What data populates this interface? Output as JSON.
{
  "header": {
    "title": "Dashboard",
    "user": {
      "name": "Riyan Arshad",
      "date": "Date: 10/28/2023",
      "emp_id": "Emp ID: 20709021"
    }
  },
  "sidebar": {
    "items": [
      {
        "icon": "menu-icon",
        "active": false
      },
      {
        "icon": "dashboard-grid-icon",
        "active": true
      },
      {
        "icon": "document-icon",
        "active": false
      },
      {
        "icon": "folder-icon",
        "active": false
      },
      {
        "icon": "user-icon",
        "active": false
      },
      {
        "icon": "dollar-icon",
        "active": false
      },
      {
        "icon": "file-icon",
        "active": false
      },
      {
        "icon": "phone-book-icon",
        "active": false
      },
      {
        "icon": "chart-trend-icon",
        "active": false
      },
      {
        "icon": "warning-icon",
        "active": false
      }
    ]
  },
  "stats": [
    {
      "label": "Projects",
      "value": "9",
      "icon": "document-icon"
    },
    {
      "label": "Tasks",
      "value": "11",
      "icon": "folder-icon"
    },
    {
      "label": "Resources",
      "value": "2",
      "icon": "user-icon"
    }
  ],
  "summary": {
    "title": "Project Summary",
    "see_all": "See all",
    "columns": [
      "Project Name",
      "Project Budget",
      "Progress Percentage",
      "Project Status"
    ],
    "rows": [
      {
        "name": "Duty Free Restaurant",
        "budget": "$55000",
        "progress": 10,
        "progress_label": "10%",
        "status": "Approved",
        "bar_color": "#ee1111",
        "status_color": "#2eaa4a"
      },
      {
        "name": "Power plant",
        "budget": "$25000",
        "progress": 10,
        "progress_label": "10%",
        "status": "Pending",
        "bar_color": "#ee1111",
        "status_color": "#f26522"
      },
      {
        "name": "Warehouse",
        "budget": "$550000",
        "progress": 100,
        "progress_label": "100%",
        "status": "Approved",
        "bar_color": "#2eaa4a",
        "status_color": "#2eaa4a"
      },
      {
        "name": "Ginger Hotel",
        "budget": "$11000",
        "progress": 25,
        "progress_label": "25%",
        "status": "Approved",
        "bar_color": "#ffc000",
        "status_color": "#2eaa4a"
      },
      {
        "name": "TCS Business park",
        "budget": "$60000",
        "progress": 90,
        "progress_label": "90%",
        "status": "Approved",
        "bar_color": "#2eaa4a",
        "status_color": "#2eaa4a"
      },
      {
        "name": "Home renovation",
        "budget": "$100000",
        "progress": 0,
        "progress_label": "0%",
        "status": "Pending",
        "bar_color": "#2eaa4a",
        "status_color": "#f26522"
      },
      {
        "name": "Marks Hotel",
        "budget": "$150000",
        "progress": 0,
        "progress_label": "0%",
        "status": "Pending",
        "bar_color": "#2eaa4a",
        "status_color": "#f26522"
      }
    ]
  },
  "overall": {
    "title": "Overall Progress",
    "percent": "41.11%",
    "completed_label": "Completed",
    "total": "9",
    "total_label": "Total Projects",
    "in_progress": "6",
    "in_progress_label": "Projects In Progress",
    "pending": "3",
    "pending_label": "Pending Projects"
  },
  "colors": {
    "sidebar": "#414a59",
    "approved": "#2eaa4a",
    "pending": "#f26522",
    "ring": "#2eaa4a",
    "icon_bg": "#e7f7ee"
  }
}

▶ GOAL
Reproduce each line of the material above precisely.

▶ THE COMPLETED TASK
What data populates this interface? Output as JSON.
{
  "header": {
    "title": "Dashboard",
    "user": {
      "name": "Riyan Arshad",
      "date": "Date: 10/28/2023",
      "emp_id": "Emp ID: 20709021"
    }
  },
  "sidebar": {
    "items": [
      {
        "icon": "menu-icon",
        "active": false
      },
      {
        "icon": "dashboard-grid-icon",
        "active": true
      },
      {
        "icon": "document-icon",
        "active": false
      },
      {
        "icon": "folder-icon",
        "active": false
      },
      {
        "icon": "user-icon",
        "active": false
      },
      {
        "icon": "dollar-icon",
        "active": false
      },
      {
        "icon": "file-icon",
        "active": false
      },
      {
        "icon": "phone-book-icon",
        "active": false
      },
      {
        "icon": "chart-trend-icon",
        "active": false
      },
      {
        "icon": "warning-icon",
        "active": false
      }
    ]
  },
  "stats": [
    {
      "label": "Projects",
      "value": "9",
      "icon": "document-icon"
    },
    {
      "label": "Tasks",
      "value": "11",
      "icon": "folder-icon"
    },
    {
      "label": "Resources",
      "value": "2",
      "icon": "user-icon"
    }
  ],
  "summary": {
    "title": "Project Summary",
    "see_all": "See all",
    "columns": [
      "Project Name",
      "Project Budget",
      "Progress Percentage",
      "Project Status"
    ],
    "rows": [
      {
        "name": "Duty Free Restaurant",
        "budget": "$55000",
        "progress": 10,
        "progress_label": "10%",
        "status": "Approved",
        "bar_color": "#ee1111",
        "status_color": "#2eaa4a"
      },
      {
        "name": "Power plant",
        "budget": "$25000",
        "progress": 10,
        "progress_label": "10%",
        "status": "Pending",
        "bar_color": "#ee1111",
        "status_color": "#f26522"
      },
      {
        "name": "Warehouse",
        "budget": "$550000",
        "progress": 100,
        "progress_label": "100%",
        "status": "Approved",
        "bar_color": "#2eaa4a",
        "status_color": "#2eaa4a"
      },
      {
        "name": "Ginger Hotel",
        "budget": "$11000",
        "progress": 25,
        "progress_label": "25%",
        "status": "Approved",
        "bar_color": "#ffc000",
        "status_color": "#2eaa4a"
      },
      {
        "name": "TCS Business park",
        "budget": "$60000",
        "progress": 90,
        "progress_label": "90%",
        "status": "Approved",
        "bar_color": "#2eaa4a",
        "status_color": "#2eaa4a"
      },
      {
        "name": "Home renovation",
        "budget": "$100000",
        "progress": 0,
        "progress_label": "0%",
        "status": "Pending",
        "bar_color": "#2eaa4a",
        "status_color": "#f26522"
      },
      {
        "name": "Marks Hotel",
        "budget": "$150000",
        "progress": 0,
        "progress_label": "0%",
        "status": "Pending",
        "bar_color": "#2eaa4a",
        "status_color": "#f26522"
      }
    ]
  },
  "overall": {
    "title": "Overall Progress",
    "percent": "41.11%",
    "completed_label": "Completed",
    "total": "9",
    "total_label": "Total Projects",
    "in_progress": "6",
    "in_progress_label": "Projects In Progress",
    "pending": "3",
    "pending_label": "Pending Projects"
  },
  "colors": {
    "sidebar": "#414a59",
    "approved": "#2eaa4a",
    "pending": "#f26522",
    "ring": "#2eaa4a",
    "icon_bg": "#e7f7ee"
  }
}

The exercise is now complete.